Rows from a figure dataset
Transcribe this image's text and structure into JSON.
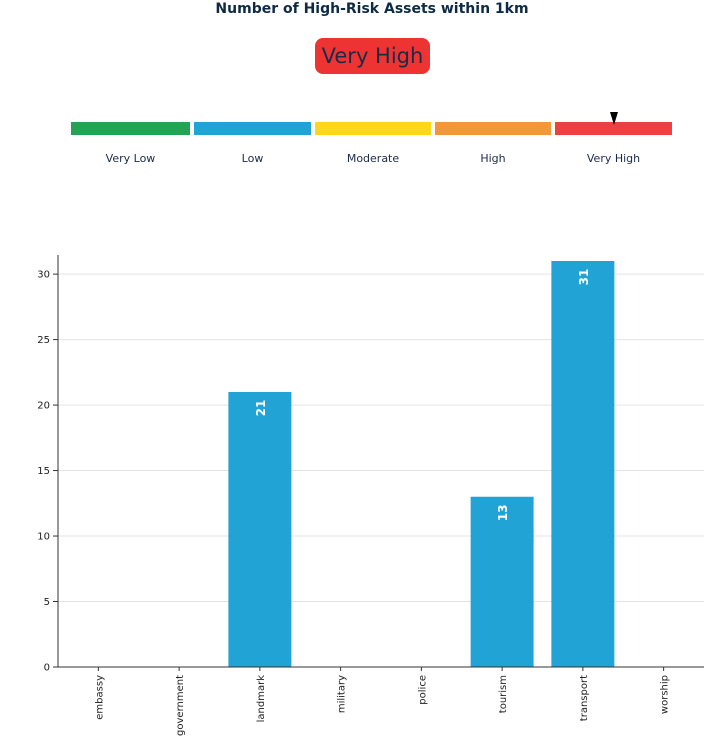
{
  "header": {
    "title": "Number of High-Risk Assets within 1km",
    "risk_level": "Very High"
  },
  "risk_scale": {
    "segments": [
      {
        "label": "Very Low",
        "color": "#21a552"
      },
      {
        "label": "Low",
        "color": "#21a3d5"
      },
      {
        "label": "Moderate",
        "color": "#fcd71b"
      },
      {
        "label": "High",
        "color": "#f2983a"
      },
      {
        "label": "Very High",
        "color": "#ee4040"
      }
    ],
    "marker_on": "Very High"
  },
  "chart_data": {
    "type": "bar",
    "title": "",
    "xlabel": "",
    "ylabel": "",
    "categories": [
      "embassy",
      "government",
      "landmark",
      "military",
      "police",
      "tourism",
      "transport",
      "worship"
    ],
    "values": [
      0,
      0,
      21,
      0,
      0,
      13,
      31,
      0
    ],
    "data_labels": [
      "",
      "",
      "21",
      "",
      "",
      "13",
      "31",
      ""
    ],
    "ylim": [
      0,
      31
    ],
    "yticks": [
      0,
      5,
      10,
      15,
      20,
      25,
      30
    ],
    "bar_color": "#21a3d5",
    "grid": "horizontal"
  }
}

What to do
Copy the records exactly as they appear, excluding images.

Written reply
Transcribe this image's text and structure into JSON.
{
  "header": {
    "title": "Number of High-Risk Assets within 1km",
    "risk_level": "Very High"
  },
  "risk_scale": {
    "segments": [
      {
        "label": "Very Low",
        "color": "#21a552"
      },
      {
        "label": "Low",
        "color": "#21a3d5"
      },
      {
        "label": "Moderate",
        "color": "#fcd71b"
      },
      {
        "label": "High",
        "color": "#f2983a"
      },
      {
        "label": "Very High",
        "color": "#ee4040"
      }
    ],
    "marker_on": "Very High"
  },
  "chart_data": {
    "type": "bar",
    "title": "",
    "xlabel": "",
    "ylabel": "",
    "categories": [
      "embassy",
      "government",
      "landmark",
      "military",
      "police",
      "tourism",
      "transport",
      "worship"
    ],
    "values": [
      0,
      0,
      21,
      0,
      0,
      13,
      31,
      0
    ],
    "data_labels": [
      "",
      "",
      "21",
      "",
      "",
      "13",
      "31",
      ""
    ],
    "ylim": [
      0,
      31
    ],
    "yticks": [
      0,
      5,
      10,
      15,
      20,
      25,
      30
    ],
    "bar_color": "#21a3d5",
    "grid": "horizontal"
  }
}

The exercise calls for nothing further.